§ REQUEST
Without including any pictures, write out the listing below exactly.

+-------+

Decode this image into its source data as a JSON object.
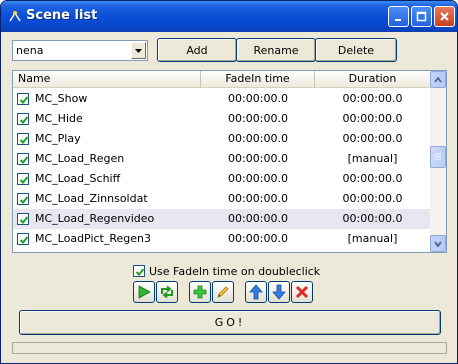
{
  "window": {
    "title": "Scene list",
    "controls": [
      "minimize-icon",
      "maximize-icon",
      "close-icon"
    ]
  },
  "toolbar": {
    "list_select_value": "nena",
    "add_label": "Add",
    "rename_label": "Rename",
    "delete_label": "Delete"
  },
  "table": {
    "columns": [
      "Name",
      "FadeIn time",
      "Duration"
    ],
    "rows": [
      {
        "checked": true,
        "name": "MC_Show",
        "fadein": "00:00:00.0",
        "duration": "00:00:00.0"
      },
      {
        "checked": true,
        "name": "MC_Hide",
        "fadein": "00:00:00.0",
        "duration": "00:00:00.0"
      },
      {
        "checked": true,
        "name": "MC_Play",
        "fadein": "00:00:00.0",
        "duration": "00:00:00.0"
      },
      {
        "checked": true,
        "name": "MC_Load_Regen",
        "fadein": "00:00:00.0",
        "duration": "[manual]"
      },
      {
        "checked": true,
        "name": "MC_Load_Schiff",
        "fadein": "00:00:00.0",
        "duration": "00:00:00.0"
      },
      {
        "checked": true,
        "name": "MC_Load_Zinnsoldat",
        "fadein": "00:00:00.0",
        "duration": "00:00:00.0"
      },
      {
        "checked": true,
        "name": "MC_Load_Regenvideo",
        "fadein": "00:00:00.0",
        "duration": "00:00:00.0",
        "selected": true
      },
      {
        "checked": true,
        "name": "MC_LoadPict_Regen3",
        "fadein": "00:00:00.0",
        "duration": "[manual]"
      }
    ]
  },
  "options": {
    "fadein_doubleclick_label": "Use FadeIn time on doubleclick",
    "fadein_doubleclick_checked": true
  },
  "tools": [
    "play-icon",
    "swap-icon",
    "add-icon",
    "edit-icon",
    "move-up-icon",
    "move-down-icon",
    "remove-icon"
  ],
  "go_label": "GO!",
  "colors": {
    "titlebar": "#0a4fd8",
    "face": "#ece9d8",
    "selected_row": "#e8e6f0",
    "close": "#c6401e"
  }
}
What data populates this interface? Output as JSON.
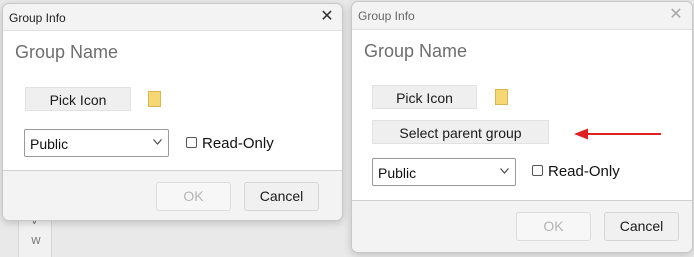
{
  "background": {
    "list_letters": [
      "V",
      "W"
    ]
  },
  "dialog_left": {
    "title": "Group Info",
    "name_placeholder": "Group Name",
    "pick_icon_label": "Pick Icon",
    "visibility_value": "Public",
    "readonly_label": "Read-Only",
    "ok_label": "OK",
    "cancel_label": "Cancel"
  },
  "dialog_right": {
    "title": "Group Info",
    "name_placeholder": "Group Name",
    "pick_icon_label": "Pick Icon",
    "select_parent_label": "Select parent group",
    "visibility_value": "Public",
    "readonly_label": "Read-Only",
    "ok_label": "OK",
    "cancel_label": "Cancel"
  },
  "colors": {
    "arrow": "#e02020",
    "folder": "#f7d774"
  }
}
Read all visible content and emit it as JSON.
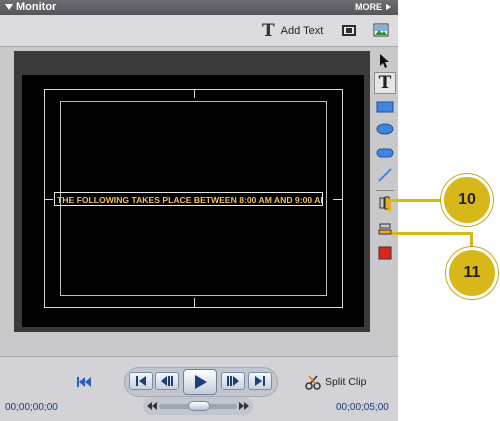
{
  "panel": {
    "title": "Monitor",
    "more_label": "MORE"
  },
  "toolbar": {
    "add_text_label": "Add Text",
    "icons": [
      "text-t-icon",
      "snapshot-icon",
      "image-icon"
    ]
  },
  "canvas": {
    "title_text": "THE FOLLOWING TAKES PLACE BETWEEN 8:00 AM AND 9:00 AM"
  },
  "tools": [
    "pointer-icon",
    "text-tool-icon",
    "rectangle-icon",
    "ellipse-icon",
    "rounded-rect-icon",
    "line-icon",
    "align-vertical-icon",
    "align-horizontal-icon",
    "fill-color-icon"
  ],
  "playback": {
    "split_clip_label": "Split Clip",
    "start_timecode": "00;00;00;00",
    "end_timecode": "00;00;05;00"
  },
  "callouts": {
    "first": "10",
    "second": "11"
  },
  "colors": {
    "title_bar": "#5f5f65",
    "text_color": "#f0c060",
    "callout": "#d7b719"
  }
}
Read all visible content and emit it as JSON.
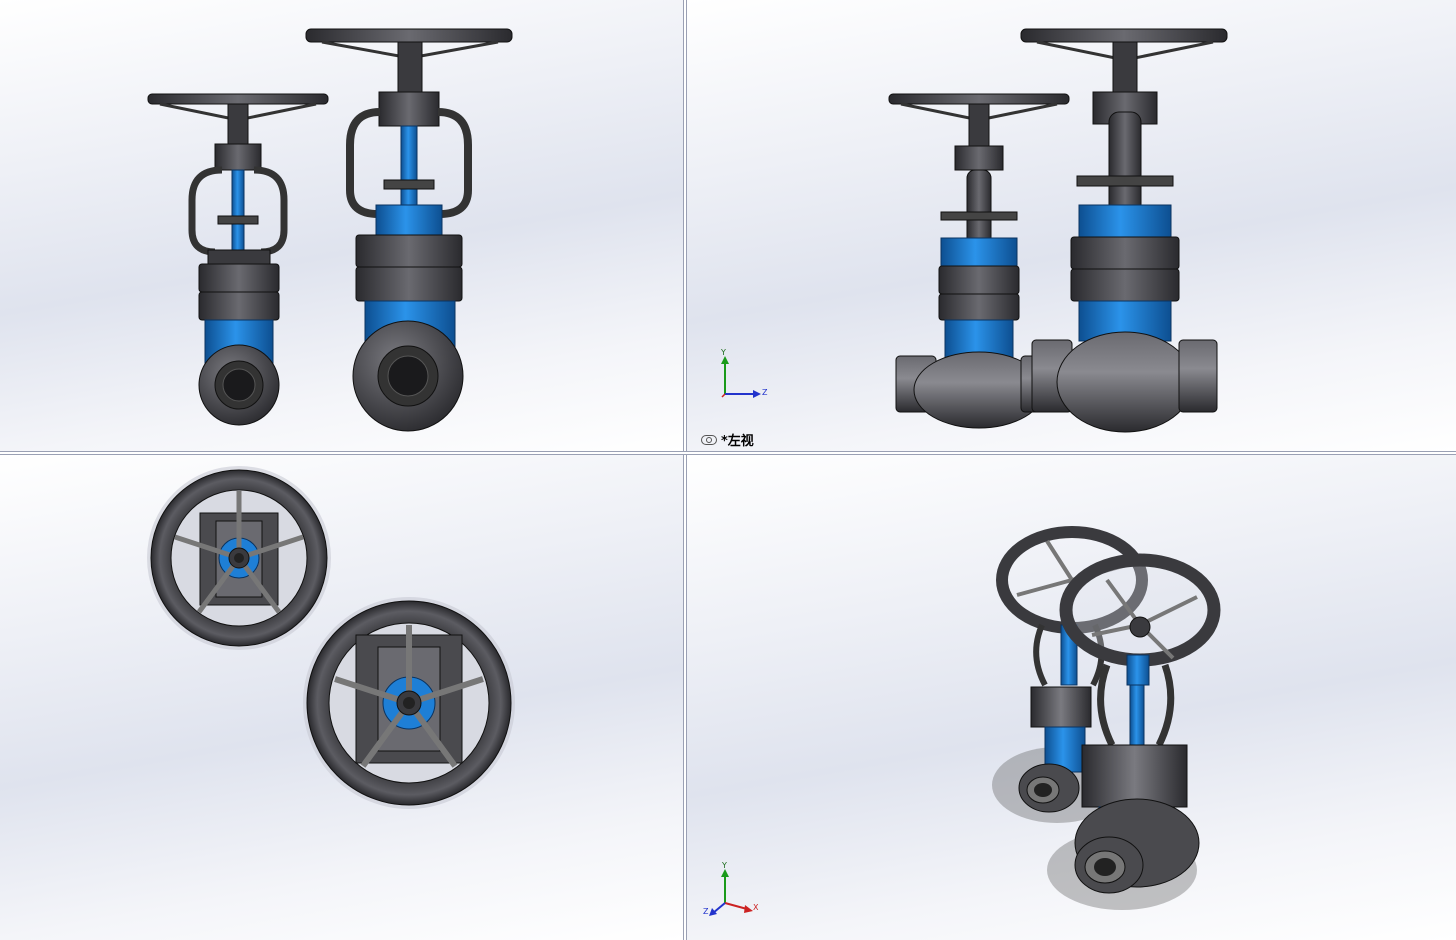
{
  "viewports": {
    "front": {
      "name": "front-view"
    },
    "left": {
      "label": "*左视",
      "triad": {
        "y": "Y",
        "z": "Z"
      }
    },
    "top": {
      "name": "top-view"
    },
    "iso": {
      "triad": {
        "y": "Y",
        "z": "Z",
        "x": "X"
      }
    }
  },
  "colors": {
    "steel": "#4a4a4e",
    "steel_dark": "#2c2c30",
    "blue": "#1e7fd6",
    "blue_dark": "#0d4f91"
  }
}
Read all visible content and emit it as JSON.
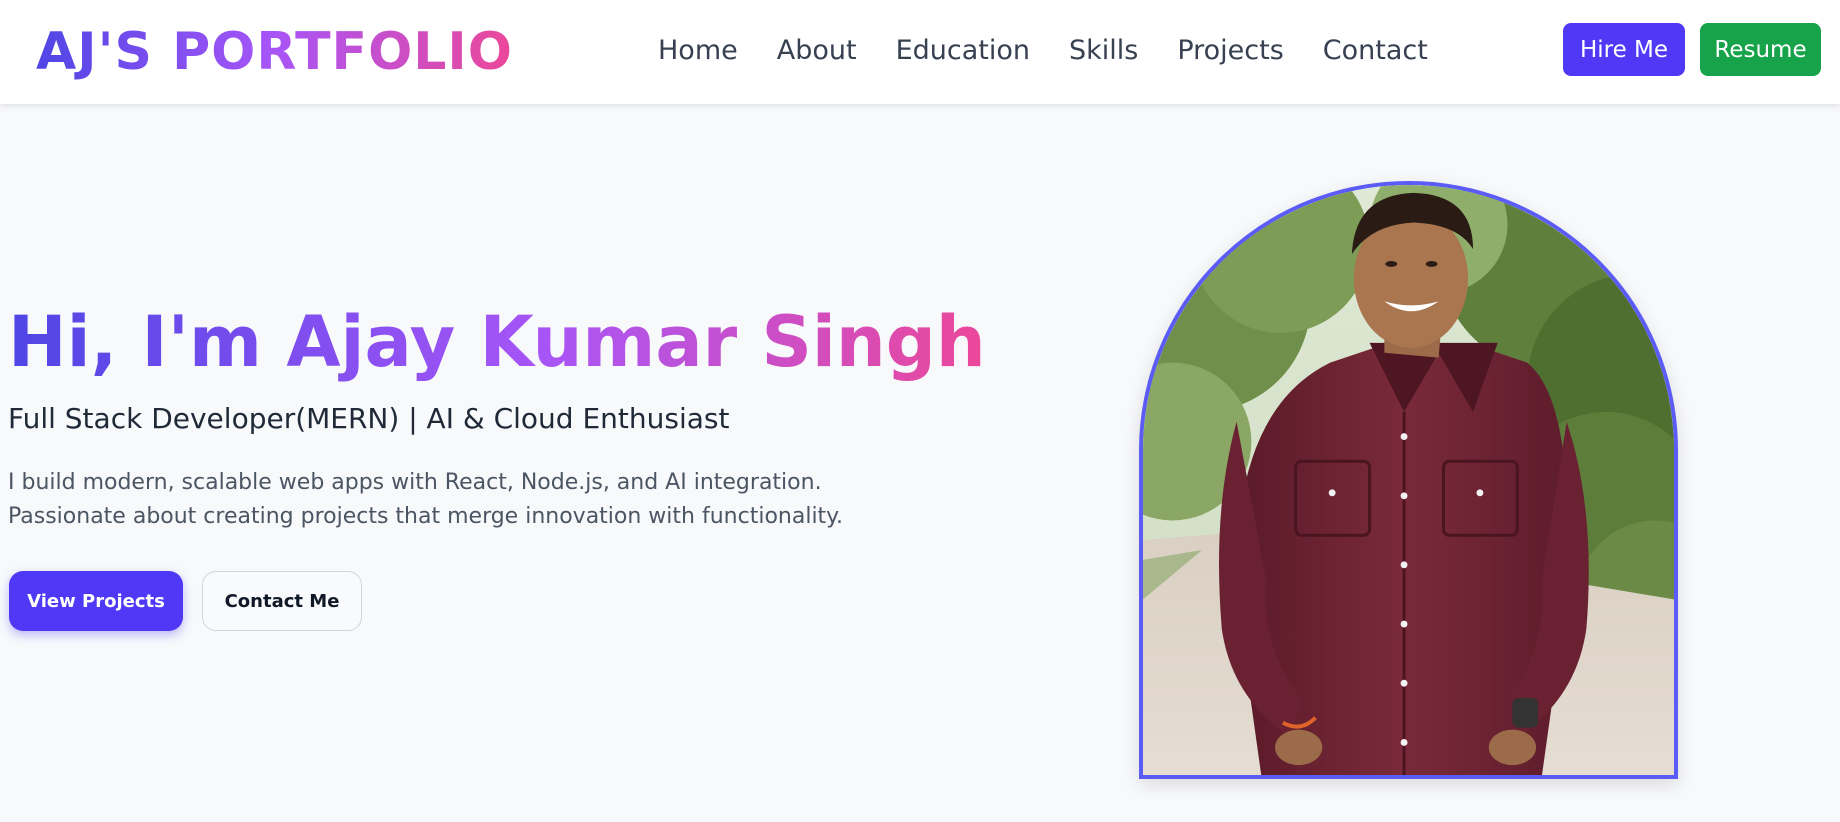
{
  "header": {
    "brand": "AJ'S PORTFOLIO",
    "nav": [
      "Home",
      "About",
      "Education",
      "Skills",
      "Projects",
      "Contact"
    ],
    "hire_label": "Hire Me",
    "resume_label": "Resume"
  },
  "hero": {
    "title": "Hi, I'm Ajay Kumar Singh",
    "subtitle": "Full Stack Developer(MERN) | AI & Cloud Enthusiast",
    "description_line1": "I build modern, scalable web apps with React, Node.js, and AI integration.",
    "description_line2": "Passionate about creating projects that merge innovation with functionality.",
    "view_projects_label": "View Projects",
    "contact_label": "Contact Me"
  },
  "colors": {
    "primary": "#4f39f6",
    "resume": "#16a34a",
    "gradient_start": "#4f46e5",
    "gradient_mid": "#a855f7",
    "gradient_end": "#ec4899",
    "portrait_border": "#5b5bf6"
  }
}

+-------+

§ SOLUTION FOR THIS TASK
Decode this image into its source data as a JSON object.
{
  "window": {
    "title": "Scene list",
    "controls": [
      "minimize-icon",
      "maximize-icon",
      "close-icon"
    ]
  },
  "toolbar": {
    "list_select_value": "nena",
    "add_label": "Add",
    "rename_label": "Rename",
    "delete_label": "Delete"
  },
  "table": {
    "columns": [
      "Name",
      "FadeIn time",
      "Duration"
    ],
    "rows": [
      {
        "checked": true,
        "name": "MC_Show",
        "fadein": "00:00:00.0",
        "duration": "00:00:00.0"
      },
      {
        "checked": true,
        "name": "MC_Hide",
        "fadein": "00:00:00.0",
        "duration": "00:00:00.0"
      },
      {
        "checked": true,
        "name": "MC_Play",
        "fadein": "00:00:00.0",
        "duration": "00:00:00.0"
      },
      {
        "checked": true,
        "name": "MC_Load_Regen",
        "fadein": "00:00:00.0",
        "duration": "[manual]"
      },
      {
        "checked": true,
        "name": "MC_Load_Schiff",
        "fadein": "00:00:00.0",
        "duration": "00:00:00.0"
      },
      {
        "checked": true,
        "name": "MC_Load_Zinnsoldat",
        "fadein": "00:00:00.0",
        "duration": "00:00:00.0"
      },
      {
        "checked": true,
        "name": "MC_Load_Regenvideo",
        "fadein": "00:00:00.0",
        "duration": "00:00:00.0",
        "selected": true
      },
      {
        "checked": true,
        "name": "MC_LoadPict_Regen3",
        "fadein": "00:00:00.0",
        "duration": "[manual]"
      }
    ]
  },
  "options": {
    "fadein_doubleclick_label": "Use FadeIn time on doubleclick",
    "fadein_doubleclick_checked": true
  },
  "tools": [
    "play-icon",
    "swap-icon",
    "add-icon",
    "edit-icon",
    "move-up-icon",
    "move-down-icon",
    "remove-icon"
  ],
  "go_label": "GO!",
  "colors": {
    "titlebar": "#0a4fd8",
    "face": "#ece9d8",
    "selected_row": "#e8e6f0",
    "close": "#c6401e"
  }
}
What data populates this interface? Output as JSON.
{
  "background": {
    "list_letters": [
      "V",
      "W"
    ]
  },
  "dialog_left": {
    "title": "Group Info",
    "name_placeholder": "Group Name",
    "pick_icon_label": "Pick Icon",
    "visibility_value": "Public",
    "readonly_label": "Read-Only",
    "ok_label": "OK",
    "cancel_label": "Cancel"
  },
  "dialog_right": {
    "title": "Group Info",
    "name_placeholder": "Group Name",
    "pick_icon_label": "Pick Icon",
    "select_parent_label": "Select parent group",
    "visibility_value": "Public",
    "readonly_label": "Read-Only",
    "ok_label": "OK",
    "cancel_label": "Cancel"
  },
  "colors": {
    "arrow": "#e02020",
    "folder": "#f7d774"
  }
}
Read all visible content and emit it as JSON.
{
  "panel": {
    "title": "Monitor",
    "more_label": "MORE"
  },
  "toolbar": {
    "add_text_label": "Add Text",
    "icons": [
      "text-t-icon",
      "snapshot-icon",
      "image-icon"
    ]
  },
  "canvas": {
    "title_text": "THE FOLLOWING TAKES PLACE BETWEEN 8:00 AM AND 9:00 AM"
  },
  "tools": [
    "pointer-icon",
    "text-tool-icon",
    "rectangle-icon",
    "ellipse-icon",
    "rounded-rect-icon",
    "line-icon",
    "align-vertical-icon",
    "align-horizontal-icon",
    "fill-color-icon"
  ],
  "playback": {
    "split_clip_label": "Split Clip",
    "start_timecode": "00;00;00;00",
    "end_timecode": "00;00;05;00"
  },
  "callouts": {
    "first": "10",
    "second": "11"
  },
  "colors": {
    "title_bar": "#5f5f65",
    "text_color": "#f0c060",
    "callout": "#d7b719"
  }
}
Read all visible content and emit it as JSON.
{
  "viewports": {
    "front": {
      "name": "front-view"
    },
    "left": {
      "label": "*左视",
      "triad": {
        "y": "Y",
        "z": "Z"
      }
    },
    "top": {
      "name": "top-view"
    },
    "iso": {
      "triad": {
        "y": "Y",
        "z": "Z",
        "x": "X"
      }
    }
  },
  "colors": {
    "steel": "#4a4a4e",
    "steel_dark": "#2c2c30",
    "blue": "#1e7fd6",
    "blue_dark": "#0d4f91"
  }
}
Read all visible content and emit it as JSON.
{
  "header": {
    "brand": "AJ'S PORTFOLIO",
    "nav": [
      "Home",
      "About",
      "Education",
      "Skills",
      "Projects",
      "Contact"
    ],
    "hire_label": "Hire Me",
    "resume_label": "Resume"
  },
  "hero": {
    "title": "Hi, I'm Ajay Kumar Singh",
    "subtitle": "Full Stack Developer(MERN) | AI & Cloud Enthusiast",
    "description_line1": "I build modern, scalable web apps with React, Node.js, and AI integration.",
    "description_line2": "Passionate about creating projects that merge innovation with functionality.",
    "view_projects_label": "View Projects",
    "contact_label": "Contact Me"
  },
  "colors": {
    "primary": "#4f39f6",
    "resume": "#16a34a",
    "gradient_start": "#4f46e5",
    "gradient_mid": "#a855f7",
    "gradient_end": "#ec4899",
    "portrait_border": "#5b5bf6"
  }
}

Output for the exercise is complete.